### [Instructions to follow]
Every entry that follows needs to be repeated exactly.

↓

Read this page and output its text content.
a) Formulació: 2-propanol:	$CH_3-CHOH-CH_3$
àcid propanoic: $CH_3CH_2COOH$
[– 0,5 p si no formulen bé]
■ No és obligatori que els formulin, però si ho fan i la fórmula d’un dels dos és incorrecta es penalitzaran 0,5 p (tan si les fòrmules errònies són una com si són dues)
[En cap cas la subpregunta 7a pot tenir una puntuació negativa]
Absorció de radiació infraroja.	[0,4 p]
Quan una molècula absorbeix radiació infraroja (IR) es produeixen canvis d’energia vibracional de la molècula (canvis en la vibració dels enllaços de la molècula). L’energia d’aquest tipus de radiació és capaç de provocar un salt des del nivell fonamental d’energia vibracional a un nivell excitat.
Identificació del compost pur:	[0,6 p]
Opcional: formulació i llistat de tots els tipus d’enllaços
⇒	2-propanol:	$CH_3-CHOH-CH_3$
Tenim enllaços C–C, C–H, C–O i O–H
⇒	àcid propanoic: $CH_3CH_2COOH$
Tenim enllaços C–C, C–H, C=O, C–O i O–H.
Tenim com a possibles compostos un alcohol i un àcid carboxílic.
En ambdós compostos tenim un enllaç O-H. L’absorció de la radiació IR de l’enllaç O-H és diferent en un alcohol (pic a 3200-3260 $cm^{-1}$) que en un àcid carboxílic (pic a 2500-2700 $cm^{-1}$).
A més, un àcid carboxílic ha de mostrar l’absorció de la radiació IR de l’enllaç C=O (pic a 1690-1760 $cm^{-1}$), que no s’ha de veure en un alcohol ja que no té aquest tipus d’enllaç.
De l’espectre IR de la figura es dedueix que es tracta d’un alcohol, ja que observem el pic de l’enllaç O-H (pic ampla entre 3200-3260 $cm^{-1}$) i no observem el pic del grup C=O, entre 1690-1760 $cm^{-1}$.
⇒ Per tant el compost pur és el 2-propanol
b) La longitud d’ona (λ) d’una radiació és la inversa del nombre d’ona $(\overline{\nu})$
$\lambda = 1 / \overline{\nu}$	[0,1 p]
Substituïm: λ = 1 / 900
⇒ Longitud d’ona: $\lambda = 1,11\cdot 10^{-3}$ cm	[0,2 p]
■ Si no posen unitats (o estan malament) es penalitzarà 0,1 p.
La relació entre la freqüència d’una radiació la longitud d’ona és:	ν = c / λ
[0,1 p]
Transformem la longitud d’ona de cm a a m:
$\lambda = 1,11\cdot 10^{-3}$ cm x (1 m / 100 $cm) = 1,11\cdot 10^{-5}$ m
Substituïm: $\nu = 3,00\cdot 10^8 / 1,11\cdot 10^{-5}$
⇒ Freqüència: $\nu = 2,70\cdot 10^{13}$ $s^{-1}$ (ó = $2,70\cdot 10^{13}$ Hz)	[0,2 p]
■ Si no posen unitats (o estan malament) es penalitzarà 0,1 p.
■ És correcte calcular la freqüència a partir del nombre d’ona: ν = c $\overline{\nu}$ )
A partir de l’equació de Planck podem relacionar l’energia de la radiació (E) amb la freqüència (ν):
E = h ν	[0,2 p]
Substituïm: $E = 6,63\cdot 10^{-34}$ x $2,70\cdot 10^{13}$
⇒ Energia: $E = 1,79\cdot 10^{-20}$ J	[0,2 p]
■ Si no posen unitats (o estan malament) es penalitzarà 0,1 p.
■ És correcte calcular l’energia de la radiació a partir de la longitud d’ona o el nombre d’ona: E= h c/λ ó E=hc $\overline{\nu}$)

↑

### [Output for this exercise]
Read this page and output its text content.
a) Formulació: 2-propanol:	$CH_3-CHOH-CH_3$
àcid propanoic: $CH_3CH_2COOH$
[– 0,5 p si no formulen bé]
■ No és obligatori que els formulin, però si ho fan i la fórmula d’un dels dos és incorrecta es penalitzaran 0,5 p (tan si les fòrmules errònies són una com si són dues)
[En cap cas la subpregunta 7a pot tenir una puntuació negativa]
Absorció de radiació infraroja.	[0,4 p]
Quan una molècula absorbeix radiació infraroja (IR) es produeixen canvis d’energia vibracional de la molècula (canvis en la vibració dels enllaços de la molècula). L’energia d’aquest tipus de radiació és capaç de provocar un salt des del nivell fonamental d’energia vibracional a un nivell excitat.
Identificació del compost pur:	[0,6 p]
Opcional: formulació i llistat de tots els tipus d’enllaços
⇒	2-propanol:	$CH_3-CHOH-CH_3$
Tenim enllaços C–C, C–H, C–O i O–H
⇒	àcid propanoic: $CH_3CH_2COOH$
Tenim enllaços C–C, C–H, C=O, C–O i O–H.
Tenim com a possibles compostos un alcohol i un àcid carboxílic.
En ambdós compostos tenim un enllaç O-H. L’absorció de la radiació IR de l’enllaç O-H és diferent en un alcohol (pic a 3200-3260 $cm^{-1}$) que en un àcid carboxílic (pic a 2500-2700 $cm^{-1}$).
A més, un àcid carboxílic ha de mostrar l’absorció de la radiació IR de l’enllaç C=O (pic a 1690-1760 $cm^{-1}$), que no s’ha de veure en un alcohol ja que no té aquest tipus d’enllaç.
De l’espectre IR de la figura es dedueix que es tracta d’un alcohol, ja que observem el pic de l’enllaç O-H (pic ampla entre 3200-3260 $cm^{-1}$) i no observem el pic del grup C=O, entre 1690-1760 $cm^{-1}$.
⇒ Per tant el compost pur és el 2-propanol
b) La longitud d’ona (λ) d’una radiació és la inversa del nombre d’ona $(\overline{\nu})$
$\lambda = 1 / \overline{\nu}$	[0,1 p]
Substituïm: λ = 1 / 900
⇒ Longitud d’ona: $\lambda = 1,11\cdot 10^{-3}$ cm	[0,2 p]
■ Si no posen unitats (o estan malament) es penalitzarà 0,1 p.
La relació entre la freqüència d’una radiació la longitud d’ona és:	ν = c / λ
[0,1 p]
Transformem la longitud d’ona de cm a a m:
$\lambda = 1,11\cdot 10^{-3}$ cm x (1 m / 100 $cm) = 1,11\cdot 10^{-5}$ m
Substituïm: $\nu = 3,00\cdot 10^8 / 1,11\cdot 10^{-5}$
⇒ Freqüència: $\nu = 2,70\cdot 10^{13}$ $s^{-1}$ (ó = $2,70\cdot 10^{13}$ Hz)	[0,2 p]
■ Si no posen unitats (o estan malament) es penalitzarà 0,1 p.
■ És correcte calcular la freqüència a partir del nombre d’ona: ν = c $\overline{\nu}$ )
A partir de l’equació de Planck podem relacionar l’energia de la radiació (E) amb la freqüència (ν):
E = h ν	[0,2 p]
Substituïm: $E = 6,63\cdot 10^{-34}$ x $2,70\cdot 10^{13}$
⇒ Energia: $E = 1,79\cdot 10^{-20}$ J	[0,2 p]
■ Si no posen unitats (o estan malament) es penalitzarà 0,1 p.
■ És correcte calcular l’energia de la radiació a partir de la longitud d’ona o el nombre d’ona: E= h c/λ ó E=hc $\overline{\nu}$)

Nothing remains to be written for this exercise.